**Written exercise**.
Print all records exactly, leaving nothing out.

** START Records provided **

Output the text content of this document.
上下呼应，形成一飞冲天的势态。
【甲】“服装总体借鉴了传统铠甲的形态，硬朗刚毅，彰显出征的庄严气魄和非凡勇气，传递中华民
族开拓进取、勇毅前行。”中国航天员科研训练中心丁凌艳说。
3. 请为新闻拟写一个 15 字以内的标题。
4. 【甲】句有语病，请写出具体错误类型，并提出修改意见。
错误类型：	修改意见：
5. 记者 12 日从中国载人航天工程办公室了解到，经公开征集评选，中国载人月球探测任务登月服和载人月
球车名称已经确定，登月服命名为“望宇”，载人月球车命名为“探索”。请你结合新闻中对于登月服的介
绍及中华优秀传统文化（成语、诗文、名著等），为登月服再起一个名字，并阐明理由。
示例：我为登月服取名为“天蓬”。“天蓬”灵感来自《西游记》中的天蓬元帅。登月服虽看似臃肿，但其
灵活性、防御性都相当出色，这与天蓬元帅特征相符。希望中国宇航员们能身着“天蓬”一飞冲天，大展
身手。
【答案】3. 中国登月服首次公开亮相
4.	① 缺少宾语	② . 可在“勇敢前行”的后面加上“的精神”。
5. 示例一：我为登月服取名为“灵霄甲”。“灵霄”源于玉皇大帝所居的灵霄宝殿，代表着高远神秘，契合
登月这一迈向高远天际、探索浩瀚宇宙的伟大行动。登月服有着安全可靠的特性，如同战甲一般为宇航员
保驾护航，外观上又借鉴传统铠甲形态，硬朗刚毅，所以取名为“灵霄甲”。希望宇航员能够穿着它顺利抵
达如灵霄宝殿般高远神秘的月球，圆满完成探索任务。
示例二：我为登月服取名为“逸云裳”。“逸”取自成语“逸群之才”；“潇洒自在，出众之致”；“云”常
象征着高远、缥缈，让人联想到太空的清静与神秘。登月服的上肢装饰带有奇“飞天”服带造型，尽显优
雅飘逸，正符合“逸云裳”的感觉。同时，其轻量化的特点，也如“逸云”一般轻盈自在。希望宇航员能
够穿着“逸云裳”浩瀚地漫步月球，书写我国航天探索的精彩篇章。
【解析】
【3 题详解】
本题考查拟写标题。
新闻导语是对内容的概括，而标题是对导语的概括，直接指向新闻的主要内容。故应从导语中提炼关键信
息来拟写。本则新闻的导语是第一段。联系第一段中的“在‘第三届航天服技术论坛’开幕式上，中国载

** END Records provided **

**Worked solution**.
Output the text content of this document.
上下呼应，形成一飞冲天的势态。
【甲】“服装总体借鉴了传统铠甲的形态，硬朗刚毅，彰显出征的庄严气魄和非凡勇气，传递中华民
族开拓进取、勇毅前行。”中国航天员科研训练中心丁凌艳说。
3. 请为新闻拟写一个 15 字以内的标题。
4. 【甲】句有语病，请写出具体错误类型，并提出修改意见。
错误类型：	修改意见：
5. 记者 12 日从中国载人航天工程办公室了解到，经公开征集评选，中国载人月球探测任务登月服和载人月
球车名称已经确定，登月服命名为“望宇”，载人月球车命名为“探索”。请你结合新闻中对于登月服的介
绍及中华优秀传统文化（成语、诗文、名著等），为登月服再起一个名字，并阐明理由。
示例：我为登月服取名为“天蓬”。“天蓬”灵感来自《西游记》中的天蓬元帅。登月服虽看似臃肿，但其
灵活性、防御性都相当出色，这与天蓬元帅特征相符。希望中国宇航员们能身着“天蓬”一飞冲天，大展
身手。
【答案】3. 中国登月服首次公开亮相
4.	① 缺少宾语	② . 可在“勇敢前行”的后面加上“的精神”。
5. 示例一：我为登月服取名为“灵霄甲”。“灵霄”源于玉皇大帝所居的灵霄宝殿，代表着高远神秘，契合
登月这一迈向高远天际、探索浩瀚宇宙的伟大行动。登月服有着安全可靠的特性，如同战甲一般为宇航员
保驾护航，外观上又借鉴传统铠甲形态，硬朗刚毅，所以取名为“灵霄甲”。希望宇航员能够穿着它顺利抵
达如灵霄宝殿般高远神秘的月球，圆满完成探索任务。
示例二：我为登月服取名为“逸云裳”。“逸”取自成语“逸群之才”；“潇洒自在，出众之致”；“云”常
象征着高远、缥缈，让人联想到太空的清静与神秘。登月服的上肢装饰带有奇“飞天”服带造型，尽显优
雅飘逸，正符合“逸云裳”的感觉。同时，其轻量化的特点，也如“逸云”一般轻盈自在。希望宇航员能
够穿着“逸云裳”浩瀚地漫步月球，书写我国航天探索的精彩篇章。
【解析】
【3 题详解】
本题考查拟写标题。
新闻导语是对内容的概括，而标题是对导语的概括，直接指向新闻的主要内容。故应从导语中提炼关键信
息来拟写。本则新闻的导语是第一段。联系第一段中的“在‘第三届航天服技术论坛’开幕式上，中国载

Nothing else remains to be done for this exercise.